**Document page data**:
---+---
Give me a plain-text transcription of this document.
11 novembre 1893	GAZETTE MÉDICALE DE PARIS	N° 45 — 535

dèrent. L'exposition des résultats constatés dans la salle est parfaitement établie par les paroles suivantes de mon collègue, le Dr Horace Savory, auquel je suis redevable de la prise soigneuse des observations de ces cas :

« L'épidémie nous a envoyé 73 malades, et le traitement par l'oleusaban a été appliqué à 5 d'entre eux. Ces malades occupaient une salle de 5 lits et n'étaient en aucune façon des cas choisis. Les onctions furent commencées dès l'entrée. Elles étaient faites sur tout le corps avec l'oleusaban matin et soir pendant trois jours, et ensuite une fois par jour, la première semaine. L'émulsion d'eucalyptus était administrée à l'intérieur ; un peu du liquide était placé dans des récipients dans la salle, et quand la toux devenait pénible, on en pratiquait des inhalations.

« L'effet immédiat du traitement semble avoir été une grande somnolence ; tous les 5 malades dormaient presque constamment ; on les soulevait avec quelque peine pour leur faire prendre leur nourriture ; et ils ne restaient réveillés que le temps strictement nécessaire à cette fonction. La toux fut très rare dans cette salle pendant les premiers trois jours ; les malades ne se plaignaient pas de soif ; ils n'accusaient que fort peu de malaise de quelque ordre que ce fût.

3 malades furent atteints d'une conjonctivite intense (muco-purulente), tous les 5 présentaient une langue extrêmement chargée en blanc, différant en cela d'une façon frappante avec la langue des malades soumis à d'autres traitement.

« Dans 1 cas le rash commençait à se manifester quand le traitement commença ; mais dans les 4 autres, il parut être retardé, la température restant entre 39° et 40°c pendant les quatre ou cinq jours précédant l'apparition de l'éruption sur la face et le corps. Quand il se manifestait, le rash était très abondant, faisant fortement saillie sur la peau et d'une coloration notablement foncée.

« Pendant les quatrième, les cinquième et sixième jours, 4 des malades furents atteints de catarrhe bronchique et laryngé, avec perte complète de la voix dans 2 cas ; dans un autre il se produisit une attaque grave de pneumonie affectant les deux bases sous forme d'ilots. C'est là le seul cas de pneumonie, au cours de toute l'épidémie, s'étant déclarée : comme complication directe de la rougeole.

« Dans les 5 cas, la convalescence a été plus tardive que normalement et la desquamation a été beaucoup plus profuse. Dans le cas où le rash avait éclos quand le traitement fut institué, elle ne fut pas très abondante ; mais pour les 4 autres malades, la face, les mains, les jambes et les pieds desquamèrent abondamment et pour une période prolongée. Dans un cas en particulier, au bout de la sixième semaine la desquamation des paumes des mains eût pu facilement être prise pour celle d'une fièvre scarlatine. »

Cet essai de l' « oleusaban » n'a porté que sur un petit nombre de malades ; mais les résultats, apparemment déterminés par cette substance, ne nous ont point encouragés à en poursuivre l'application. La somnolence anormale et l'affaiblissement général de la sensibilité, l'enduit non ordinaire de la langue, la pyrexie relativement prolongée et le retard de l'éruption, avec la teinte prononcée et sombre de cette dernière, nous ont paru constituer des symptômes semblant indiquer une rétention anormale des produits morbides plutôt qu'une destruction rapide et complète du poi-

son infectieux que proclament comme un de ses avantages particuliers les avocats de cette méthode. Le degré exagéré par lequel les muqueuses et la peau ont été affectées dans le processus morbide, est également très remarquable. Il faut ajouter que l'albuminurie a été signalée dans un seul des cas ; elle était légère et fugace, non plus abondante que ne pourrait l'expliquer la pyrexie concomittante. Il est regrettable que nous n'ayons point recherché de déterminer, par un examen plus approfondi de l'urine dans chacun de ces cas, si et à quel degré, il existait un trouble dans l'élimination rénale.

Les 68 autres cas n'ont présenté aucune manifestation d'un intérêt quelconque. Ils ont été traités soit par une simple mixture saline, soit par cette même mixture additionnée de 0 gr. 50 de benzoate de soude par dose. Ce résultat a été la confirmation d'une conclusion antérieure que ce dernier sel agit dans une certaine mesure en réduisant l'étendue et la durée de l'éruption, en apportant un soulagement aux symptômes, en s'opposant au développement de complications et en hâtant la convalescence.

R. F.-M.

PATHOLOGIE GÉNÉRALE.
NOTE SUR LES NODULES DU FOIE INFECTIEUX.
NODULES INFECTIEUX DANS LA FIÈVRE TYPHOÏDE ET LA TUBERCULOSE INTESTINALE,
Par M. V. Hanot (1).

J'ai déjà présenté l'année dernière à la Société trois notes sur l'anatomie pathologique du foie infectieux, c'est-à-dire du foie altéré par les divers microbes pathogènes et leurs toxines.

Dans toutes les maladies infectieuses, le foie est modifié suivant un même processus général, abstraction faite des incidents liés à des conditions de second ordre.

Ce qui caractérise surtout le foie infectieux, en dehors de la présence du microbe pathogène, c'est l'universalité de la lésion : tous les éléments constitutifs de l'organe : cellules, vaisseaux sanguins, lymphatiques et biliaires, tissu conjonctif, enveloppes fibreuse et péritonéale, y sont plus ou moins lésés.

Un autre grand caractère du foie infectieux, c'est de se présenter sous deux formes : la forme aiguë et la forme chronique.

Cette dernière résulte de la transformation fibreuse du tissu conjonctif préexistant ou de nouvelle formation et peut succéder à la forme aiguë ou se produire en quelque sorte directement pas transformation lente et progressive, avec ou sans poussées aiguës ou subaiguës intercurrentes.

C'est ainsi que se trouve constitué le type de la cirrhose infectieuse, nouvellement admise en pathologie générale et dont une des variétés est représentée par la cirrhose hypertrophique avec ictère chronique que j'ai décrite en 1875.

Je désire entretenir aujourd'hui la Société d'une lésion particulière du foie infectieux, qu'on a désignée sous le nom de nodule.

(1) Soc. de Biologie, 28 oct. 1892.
---+---
**Aim of the exercise**:
Retype the lines above, keeping every character.

**Exercise result**:
Give me a plain-text transcription of this document.
11 novembre 1893	GAZETTE MÉDICALE DE PARIS	N° 45 — 535

dèrent. L'exposition des résultats constatés dans la salle est parfaitement établie par les paroles suivantes de mon collègue, le Dr Horace Savory, auquel je suis redevable de la prise soigneuse des observations de ces cas :

« L'épidémie nous a envoyé 73 malades, et le traitement par l'oleusaban a été appliqué à 5 d'entre eux. Ces malades occupaient une salle de 5 lits et n'étaient en aucune façon des cas choisis. Les onctions furent commencées dès l'entrée. Elles étaient faites sur tout le corps avec l'oleusaban matin et soir pendant trois jours, et ensuite une fois par jour, la première semaine. L'émulsion d'eucalyptus était administrée à l'intérieur ; un peu du liquide était placé dans des récipients dans la salle, et quand la toux devenait pénible, on en pratiquait des inhalations.

« L'effet immédiat du traitement semble avoir été une grande somnolence ; tous les 5 malades dormaient presque constamment ; on les soulevait avec quelque peine pour leur faire prendre leur nourriture ; et ils ne restaient réveillés que le temps strictement nécessaire à cette fonction. La toux fut très rare dans cette salle pendant les premiers trois jours ; les malades ne se plaignaient pas de soif ; ils n'accusaient que fort peu de malaise de quelque ordre que ce fût.

3 malades furent atteints d'une conjonctivite intense (muco-purulente), tous les 5 présentaient une langue extrêmement chargée en blanc, différant en cela d'une façon frappante avec la langue des malades soumis à d'autres traitement.

« Dans 1 cas le rash commençait à se manifester quand le traitement commença ; mais dans les 4 autres, il parut être retardé, la température restant entre 39° et 40°c pendant les quatre ou cinq jours précédant l'apparition de l'éruption sur la face et le corps. Quand il se manifestait, le rash était très abondant, faisant fortement saillie sur la peau et d'une coloration notablement foncée.

« Pendant les quatrième, les cinquième et sixième jours, 4 des malades furents atteints de catarrhe bronchique et laryngé, avec perte complète de la voix dans 2 cas ; dans un autre il se produisit une attaque grave de pneumonie affectant les deux bases sous forme d'ilots. C'est là le seul cas de pneumonie, au cours de toute l'épidémie, s'étant déclarée : comme complication directe de la rougeole.

« Dans les 5 cas, la convalescence a été plus tardive que normalement et la desquamation a été beaucoup plus profuse. Dans le cas où le rash avait éclos quand le traitement fut institué, elle ne fut pas très abondante ; mais pour les 4 autres malades, la face, les mains, les jambes et les pieds desquamèrent abondamment et pour une période prolongée. Dans un cas en particulier, au bout de la sixième semaine la desquamation des paumes des mains eût pu facilement être prise pour celle d'une fièvre scarlatine. »

Cet essai de l' « oleusaban » n'a porté que sur un petit nombre de malades ; mais les résultats, apparemment déterminés par cette substance, ne nous ont point encouragés à en poursuivre l'application. La somnolence anormale et l'affaiblissement général de la sensibilité, l'enduit non ordinaire de la langue, la pyrexie relativement prolongée et le retard de l'éruption, avec la teinte prononcée et sombre de cette dernière, nous ont paru constituer des symptômes semblant indiquer une rétention anormale des produits morbides plutôt qu'une destruction rapide et complète du poi-

son infectieux que proclament comme un de ses avantages particuliers les avocats de cette méthode. Le degré exagéré par lequel les muqueuses et la peau ont été affectées dans le processus morbide, est également très remarquable. Il faut ajouter que l'albuminurie a été signalée dans un seul des cas ; elle était légère et fugace, non plus abondante que ne pourrait l'expliquer la pyrexie concomittante. Il est regrettable que nous n'ayons point recherché de déterminer, par un examen plus approfondi de l'urine dans chacun de ces cas, si et à quel degré, il existait un trouble dans l'élimination rénale.

Les 68 autres cas n'ont présenté aucune manifestation d'un intérêt quelconque. Ils ont été traités soit par une simple mixture saline, soit par cette même mixture additionnée de 0 gr. 50 de benzoate de soude par dose. Ce résultat a été la confirmation d'une conclusion antérieure que ce dernier sel agit dans une certaine mesure en réduisant l'étendue et la durée de l'éruption, en apportant un soulagement aux symptômes, en s'opposant au développement de complications et en hâtant la convalescence.

R. F.-M.

PATHOLOGIE GÉNÉRALE.
NOTE SUR LES NODULES DU FOIE INFECTIEUX.
NODULES INFECTIEUX DANS LA FIÈVRE TYPHOÏDE ET LA TUBERCULOSE INTESTINALE,
Par M. V. Hanot (1).

J'ai déjà présenté l'année dernière à la Société trois notes sur l'anatomie pathologique du foie infectieux, c'est-à-dire du foie altéré par les divers microbes pathogènes et leurs toxines.

Dans toutes les maladies infectieuses, le foie est modifié suivant un même processus général, abstraction faite des incidents liés à des conditions de second ordre.

Ce qui caractérise surtout le foie infectieux, en dehors de la présence du microbe pathogène, c'est l'universalité de la lésion : tous les éléments constitutifs de l'organe : cellules, vaisseaux sanguins, lymphatiques et biliaires, tissu conjonctif, enveloppes fibreuse et péritonéale, y sont plus ou moins lésés.

Un autre grand caractère du foie infectieux, c'est de se présenter sous deux formes : la forme aiguë et la forme chronique.

Cette dernière résulte de la transformation fibreuse du tissu conjonctif préexistant ou de nouvelle formation et peut succéder à la forme aiguë ou se produire en quelque sorte directement pas transformation lente et progressive, avec ou sans poussées aiguës ou subaiguës intercurrentes.

C'est ainsi que se trouve constitué le type de la cirrhose infectieuse, nouvellement admise en pathologie générale et dont une des variétés est représentée par la cirrhose hypertrophique avec ictère chronique que j'ai décrite en 1875.

Je désire entretenir aujourd'hui la Société d'une lésion particulière du foie infectieux, qu'on a désignée sous le nom de nodule.

(1) Soc. de Biologie, 28 oct. 1892.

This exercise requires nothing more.